_Challenge_:
Every line that holds the string "口舌歪斜" is to be identified and copied.

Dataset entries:
____

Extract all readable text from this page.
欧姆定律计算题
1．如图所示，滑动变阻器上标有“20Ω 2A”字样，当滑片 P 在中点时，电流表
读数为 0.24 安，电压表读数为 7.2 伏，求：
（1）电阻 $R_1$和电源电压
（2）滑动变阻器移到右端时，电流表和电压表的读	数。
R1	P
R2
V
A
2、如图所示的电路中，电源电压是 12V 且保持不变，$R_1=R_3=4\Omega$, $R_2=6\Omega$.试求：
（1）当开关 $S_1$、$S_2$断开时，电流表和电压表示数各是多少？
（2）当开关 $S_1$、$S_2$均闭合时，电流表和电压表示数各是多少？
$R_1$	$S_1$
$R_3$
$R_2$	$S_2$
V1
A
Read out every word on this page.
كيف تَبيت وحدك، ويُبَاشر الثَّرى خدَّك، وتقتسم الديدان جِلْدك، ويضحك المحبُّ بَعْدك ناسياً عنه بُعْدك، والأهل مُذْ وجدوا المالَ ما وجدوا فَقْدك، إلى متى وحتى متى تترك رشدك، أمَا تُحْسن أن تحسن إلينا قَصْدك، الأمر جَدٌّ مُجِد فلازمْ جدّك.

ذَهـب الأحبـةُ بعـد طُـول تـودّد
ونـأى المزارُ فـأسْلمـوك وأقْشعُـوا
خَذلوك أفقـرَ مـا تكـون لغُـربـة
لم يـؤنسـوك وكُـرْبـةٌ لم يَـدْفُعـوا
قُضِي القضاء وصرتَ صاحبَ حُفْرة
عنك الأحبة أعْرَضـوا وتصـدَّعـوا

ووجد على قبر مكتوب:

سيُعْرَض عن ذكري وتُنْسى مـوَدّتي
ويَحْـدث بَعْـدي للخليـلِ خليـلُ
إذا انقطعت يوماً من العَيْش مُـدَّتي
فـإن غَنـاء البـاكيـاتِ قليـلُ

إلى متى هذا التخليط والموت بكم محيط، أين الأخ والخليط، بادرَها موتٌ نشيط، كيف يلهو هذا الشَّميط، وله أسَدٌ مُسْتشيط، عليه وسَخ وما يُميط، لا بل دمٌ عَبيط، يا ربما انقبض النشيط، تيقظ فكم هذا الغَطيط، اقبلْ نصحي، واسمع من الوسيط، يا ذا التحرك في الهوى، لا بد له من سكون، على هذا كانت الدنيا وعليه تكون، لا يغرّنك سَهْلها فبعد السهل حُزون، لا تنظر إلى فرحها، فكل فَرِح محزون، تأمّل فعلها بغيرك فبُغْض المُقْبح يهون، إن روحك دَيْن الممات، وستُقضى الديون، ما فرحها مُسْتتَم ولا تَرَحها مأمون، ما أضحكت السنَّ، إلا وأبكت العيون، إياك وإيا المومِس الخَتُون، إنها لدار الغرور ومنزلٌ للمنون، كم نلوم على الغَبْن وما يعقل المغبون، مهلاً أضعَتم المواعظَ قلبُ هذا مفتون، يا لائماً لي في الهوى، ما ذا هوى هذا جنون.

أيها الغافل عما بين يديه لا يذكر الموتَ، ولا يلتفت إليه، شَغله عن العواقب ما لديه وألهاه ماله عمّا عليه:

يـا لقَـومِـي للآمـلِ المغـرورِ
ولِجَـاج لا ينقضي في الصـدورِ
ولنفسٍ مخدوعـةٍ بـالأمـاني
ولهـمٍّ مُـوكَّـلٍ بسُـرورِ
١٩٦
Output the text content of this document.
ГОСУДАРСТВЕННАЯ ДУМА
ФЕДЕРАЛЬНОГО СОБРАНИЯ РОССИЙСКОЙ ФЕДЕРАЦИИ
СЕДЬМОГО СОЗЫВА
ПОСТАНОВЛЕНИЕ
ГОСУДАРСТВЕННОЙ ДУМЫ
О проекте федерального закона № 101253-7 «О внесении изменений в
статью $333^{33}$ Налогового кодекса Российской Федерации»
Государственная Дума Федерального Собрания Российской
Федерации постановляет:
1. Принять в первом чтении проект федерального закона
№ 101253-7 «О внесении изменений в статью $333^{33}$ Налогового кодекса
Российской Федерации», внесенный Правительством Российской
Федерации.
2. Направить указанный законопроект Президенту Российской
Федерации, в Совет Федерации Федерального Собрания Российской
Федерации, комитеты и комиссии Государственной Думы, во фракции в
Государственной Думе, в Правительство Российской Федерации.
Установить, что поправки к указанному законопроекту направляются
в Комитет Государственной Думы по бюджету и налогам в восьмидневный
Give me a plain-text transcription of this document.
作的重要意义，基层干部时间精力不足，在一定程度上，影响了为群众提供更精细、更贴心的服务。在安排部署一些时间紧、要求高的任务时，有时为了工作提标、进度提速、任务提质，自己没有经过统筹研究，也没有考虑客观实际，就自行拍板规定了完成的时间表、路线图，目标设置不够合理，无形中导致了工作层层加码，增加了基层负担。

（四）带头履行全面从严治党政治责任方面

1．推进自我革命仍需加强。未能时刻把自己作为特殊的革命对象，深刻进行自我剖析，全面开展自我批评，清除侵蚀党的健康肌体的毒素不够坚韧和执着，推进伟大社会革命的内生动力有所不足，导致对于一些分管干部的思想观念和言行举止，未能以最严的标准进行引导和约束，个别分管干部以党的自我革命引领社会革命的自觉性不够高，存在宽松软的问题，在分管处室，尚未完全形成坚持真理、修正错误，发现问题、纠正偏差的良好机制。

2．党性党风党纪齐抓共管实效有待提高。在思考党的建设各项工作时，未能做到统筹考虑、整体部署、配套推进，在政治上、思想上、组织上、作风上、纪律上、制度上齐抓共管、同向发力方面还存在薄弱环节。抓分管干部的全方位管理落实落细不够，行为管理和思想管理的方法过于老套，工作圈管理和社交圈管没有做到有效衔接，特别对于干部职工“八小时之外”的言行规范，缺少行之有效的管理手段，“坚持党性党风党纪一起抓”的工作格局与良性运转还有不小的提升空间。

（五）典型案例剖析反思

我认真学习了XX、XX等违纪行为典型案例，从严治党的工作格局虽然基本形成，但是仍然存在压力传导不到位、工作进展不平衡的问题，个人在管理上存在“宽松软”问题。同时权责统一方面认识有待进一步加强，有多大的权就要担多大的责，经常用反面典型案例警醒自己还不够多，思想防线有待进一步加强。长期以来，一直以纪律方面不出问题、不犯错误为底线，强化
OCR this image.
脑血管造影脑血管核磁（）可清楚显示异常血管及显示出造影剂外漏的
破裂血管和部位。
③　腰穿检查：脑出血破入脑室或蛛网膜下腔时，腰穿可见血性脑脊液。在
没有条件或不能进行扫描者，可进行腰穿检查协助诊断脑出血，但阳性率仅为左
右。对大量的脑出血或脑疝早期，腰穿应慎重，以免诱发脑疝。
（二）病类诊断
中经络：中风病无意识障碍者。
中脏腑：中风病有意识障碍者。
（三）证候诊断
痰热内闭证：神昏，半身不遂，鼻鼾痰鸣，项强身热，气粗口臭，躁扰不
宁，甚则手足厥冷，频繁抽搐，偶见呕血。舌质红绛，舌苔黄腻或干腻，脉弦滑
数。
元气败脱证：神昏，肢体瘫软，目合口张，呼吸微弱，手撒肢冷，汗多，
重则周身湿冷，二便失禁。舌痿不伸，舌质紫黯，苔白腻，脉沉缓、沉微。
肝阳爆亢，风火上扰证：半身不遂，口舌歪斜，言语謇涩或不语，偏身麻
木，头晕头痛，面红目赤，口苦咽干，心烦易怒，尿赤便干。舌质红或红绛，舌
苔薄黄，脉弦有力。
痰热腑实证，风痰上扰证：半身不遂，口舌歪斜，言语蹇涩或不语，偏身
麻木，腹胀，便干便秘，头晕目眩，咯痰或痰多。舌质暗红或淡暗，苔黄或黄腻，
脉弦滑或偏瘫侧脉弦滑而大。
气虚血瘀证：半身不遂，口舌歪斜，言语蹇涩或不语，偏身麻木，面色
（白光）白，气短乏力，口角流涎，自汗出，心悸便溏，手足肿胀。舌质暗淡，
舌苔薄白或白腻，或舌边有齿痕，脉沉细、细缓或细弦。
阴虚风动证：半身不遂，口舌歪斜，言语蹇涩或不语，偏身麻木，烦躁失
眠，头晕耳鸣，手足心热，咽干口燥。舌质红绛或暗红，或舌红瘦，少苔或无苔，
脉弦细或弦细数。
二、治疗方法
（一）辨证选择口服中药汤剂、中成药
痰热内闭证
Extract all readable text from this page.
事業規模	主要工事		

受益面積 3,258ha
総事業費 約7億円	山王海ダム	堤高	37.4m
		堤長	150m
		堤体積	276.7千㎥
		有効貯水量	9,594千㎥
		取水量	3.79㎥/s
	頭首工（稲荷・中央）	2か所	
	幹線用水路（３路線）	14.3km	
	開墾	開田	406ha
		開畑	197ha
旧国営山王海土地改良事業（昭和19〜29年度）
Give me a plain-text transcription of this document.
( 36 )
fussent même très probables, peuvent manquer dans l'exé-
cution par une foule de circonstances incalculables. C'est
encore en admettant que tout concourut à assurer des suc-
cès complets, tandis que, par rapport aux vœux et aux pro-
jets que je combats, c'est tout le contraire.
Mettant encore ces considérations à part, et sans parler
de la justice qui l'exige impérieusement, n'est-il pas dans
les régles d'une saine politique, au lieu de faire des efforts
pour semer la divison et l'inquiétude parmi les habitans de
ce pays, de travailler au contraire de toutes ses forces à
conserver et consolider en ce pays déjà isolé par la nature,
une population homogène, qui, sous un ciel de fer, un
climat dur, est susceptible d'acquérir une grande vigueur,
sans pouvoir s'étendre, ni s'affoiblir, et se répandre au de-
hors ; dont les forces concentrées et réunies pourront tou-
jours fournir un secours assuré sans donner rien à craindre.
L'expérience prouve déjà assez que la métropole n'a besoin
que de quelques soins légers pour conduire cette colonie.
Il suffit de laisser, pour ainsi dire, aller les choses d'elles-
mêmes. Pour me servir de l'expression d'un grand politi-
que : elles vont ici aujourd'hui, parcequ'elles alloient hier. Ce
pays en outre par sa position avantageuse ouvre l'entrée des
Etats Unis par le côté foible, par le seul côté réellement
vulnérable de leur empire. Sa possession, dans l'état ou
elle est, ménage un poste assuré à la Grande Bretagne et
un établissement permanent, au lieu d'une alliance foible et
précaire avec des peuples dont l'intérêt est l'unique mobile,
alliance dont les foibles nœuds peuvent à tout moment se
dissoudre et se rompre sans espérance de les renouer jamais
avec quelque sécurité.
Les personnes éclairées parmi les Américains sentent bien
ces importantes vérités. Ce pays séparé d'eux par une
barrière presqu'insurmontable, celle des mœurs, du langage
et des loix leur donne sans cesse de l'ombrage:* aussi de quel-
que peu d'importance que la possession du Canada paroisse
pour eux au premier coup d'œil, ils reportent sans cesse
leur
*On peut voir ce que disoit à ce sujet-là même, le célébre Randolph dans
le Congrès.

____

_Exercise answer_:
肝阳爆亢，风火上扰证：半身不遂，口舌歪斜，言语謇涩或不语，偏身麻
痰热腑实证，风痰上扰证：半身不遂，口舌歪斜，言语蹇涩或不语，偏身
气虚血瘀证：半身不遂，口舌歪斜，言语蹇涩或不语，偏身麻木，面色
阴虚风动证：半身不遂，口舌歪斜，言语蹇涩或不语，偏身麻木，烦躁失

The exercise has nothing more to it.